Task statement - Check each line of the data for "JSON" and select those that have it.

"""

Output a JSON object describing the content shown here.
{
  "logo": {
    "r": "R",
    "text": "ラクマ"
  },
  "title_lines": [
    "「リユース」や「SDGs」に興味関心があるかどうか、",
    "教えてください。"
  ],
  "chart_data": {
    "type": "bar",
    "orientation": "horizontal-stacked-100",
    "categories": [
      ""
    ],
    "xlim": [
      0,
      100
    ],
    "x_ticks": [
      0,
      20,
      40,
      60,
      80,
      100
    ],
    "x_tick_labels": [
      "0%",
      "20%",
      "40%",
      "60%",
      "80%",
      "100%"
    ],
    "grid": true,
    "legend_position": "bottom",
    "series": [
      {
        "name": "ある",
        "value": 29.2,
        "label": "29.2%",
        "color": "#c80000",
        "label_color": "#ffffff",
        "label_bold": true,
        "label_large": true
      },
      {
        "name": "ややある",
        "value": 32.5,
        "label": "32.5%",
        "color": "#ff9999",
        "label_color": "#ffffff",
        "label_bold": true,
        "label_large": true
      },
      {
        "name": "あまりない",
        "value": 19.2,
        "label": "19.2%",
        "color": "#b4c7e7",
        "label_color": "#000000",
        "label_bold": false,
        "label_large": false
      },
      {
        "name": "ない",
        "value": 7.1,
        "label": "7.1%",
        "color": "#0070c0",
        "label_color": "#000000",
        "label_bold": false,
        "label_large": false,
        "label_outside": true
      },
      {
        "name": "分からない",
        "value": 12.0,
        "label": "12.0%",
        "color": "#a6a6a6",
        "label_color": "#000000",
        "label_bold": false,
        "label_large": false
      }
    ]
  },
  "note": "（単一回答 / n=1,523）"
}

"""
"""

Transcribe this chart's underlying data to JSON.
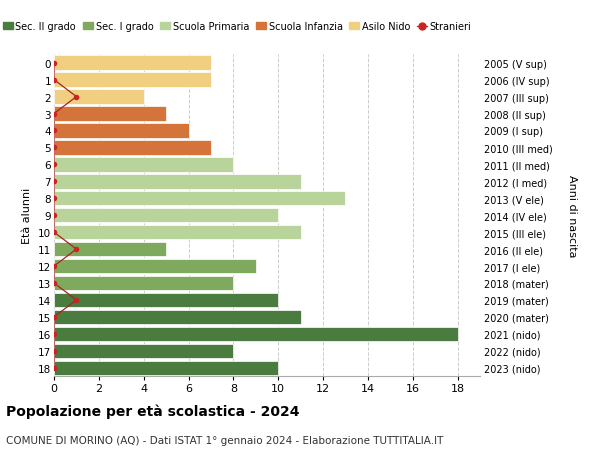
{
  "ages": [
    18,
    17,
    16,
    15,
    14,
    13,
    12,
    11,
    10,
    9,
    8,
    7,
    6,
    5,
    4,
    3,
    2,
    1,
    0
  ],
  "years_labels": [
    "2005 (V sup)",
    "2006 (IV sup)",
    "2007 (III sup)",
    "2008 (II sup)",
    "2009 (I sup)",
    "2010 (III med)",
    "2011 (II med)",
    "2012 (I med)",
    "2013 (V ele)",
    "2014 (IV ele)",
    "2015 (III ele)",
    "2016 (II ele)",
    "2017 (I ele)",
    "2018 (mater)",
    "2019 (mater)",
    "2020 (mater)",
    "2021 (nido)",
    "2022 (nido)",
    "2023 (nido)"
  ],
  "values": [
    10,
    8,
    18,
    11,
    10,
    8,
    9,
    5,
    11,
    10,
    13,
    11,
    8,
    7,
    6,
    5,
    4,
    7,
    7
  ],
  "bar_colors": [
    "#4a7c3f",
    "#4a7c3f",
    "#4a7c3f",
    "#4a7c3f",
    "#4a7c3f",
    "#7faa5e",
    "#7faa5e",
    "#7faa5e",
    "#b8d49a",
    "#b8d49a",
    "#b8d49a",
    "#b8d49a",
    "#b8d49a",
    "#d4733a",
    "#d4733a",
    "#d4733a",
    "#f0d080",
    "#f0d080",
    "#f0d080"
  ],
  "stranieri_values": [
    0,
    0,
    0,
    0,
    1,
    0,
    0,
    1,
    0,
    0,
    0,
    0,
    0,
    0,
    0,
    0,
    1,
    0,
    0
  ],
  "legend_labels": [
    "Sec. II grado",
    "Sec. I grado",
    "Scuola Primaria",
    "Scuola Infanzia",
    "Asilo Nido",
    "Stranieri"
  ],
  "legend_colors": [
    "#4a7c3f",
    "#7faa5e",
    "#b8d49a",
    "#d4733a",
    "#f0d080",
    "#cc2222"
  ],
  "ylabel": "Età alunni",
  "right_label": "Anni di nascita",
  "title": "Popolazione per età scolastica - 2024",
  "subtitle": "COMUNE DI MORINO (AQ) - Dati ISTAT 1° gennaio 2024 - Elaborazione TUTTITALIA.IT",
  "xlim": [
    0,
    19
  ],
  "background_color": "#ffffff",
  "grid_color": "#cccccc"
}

"""

Complete response -
Output a JSON object describing the content shown here.
Transcribe this chart's underlying data to JSON.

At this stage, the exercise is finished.